Directions>
Wherever the string "Asuntos" shows up in a line, count that line. Give the total alone.

Rows>
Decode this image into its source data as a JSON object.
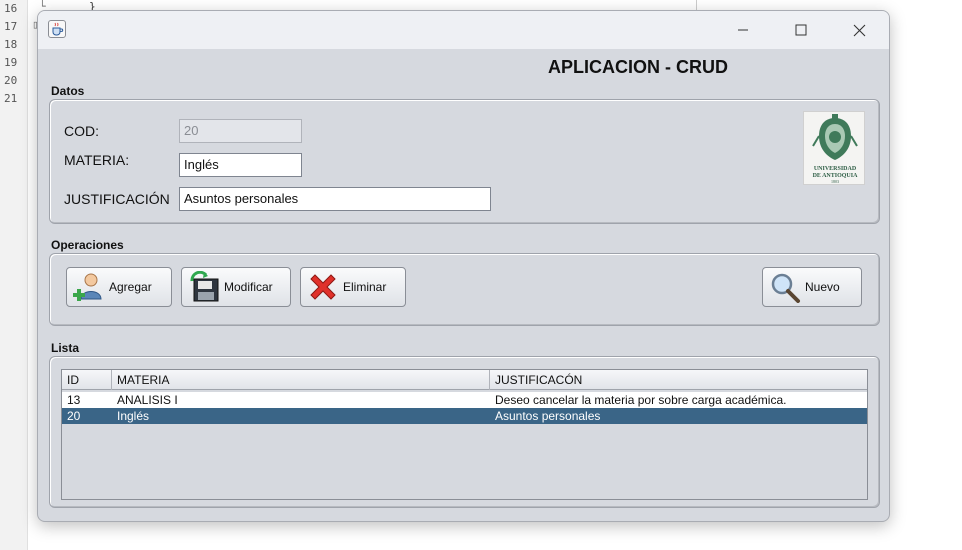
{
  "editor": {
    "line_numbers": [
      "16",
      "17",
      "18",
      "19",
      "20",
      "21"
    ],
    "code_line": "}"
  },
  "window": {
    "heading": "APLICACION - CRUD",
    "min_symbol": "—",
    "max_symbol": "☐",
    "close_symbol": "✕"
  },
  "datos": {
    "section_label": "Datos",
    "cod_label": "COD:",
    "cod_value": "20",
    "materia_label": "MATERIA:",
    "materia_value": "Inglés",
    "justificacion_label": "JUSTIFICACIÓN",
    "justificacion_value": "Asuntos personales",
    "logo_text": "UNIVERSIDAD DE ANTIOQUIA",
    "logo_year": "1803"
  },
  "operaciones": {
    "section_label": "Operaciones",
    "buttons": {
      "agregar": "Agregar",
      "modificar": "Modificar",
      "eliminar": "Eliminar",
      "nuevo": "Nuevo"
    }
  },
  "lista": {
    "section_label": "Lista",
    "columns": [
      "ID",
      "MATERIA",
      "JUSTIFICACÓN"
    ],
    "rows": [
      {
        "id": "13",
        "materia": "ANALISIS I",
        "justificacion": "Deseo cancelar la materia por sobre carga académica."
      },
      {
        "id": "20",
        "materia": "Inglés",
        "justificacion": "Asuntos personales"
      }
    ],
    "selected_row": 1
  },
  "colors": {
    "selection": "#3a6587",
    "window_bg": "#d6d9df"
  },
  "icons": {
    "app": "java-cup-icon",
    "agregar": "add-user-icon",
    "modificar": "save-disk-icon",
    "eliminar": "red-x-icon",
    "nuevo": "magnifier-icon"
  }
}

Output of the exercise>
2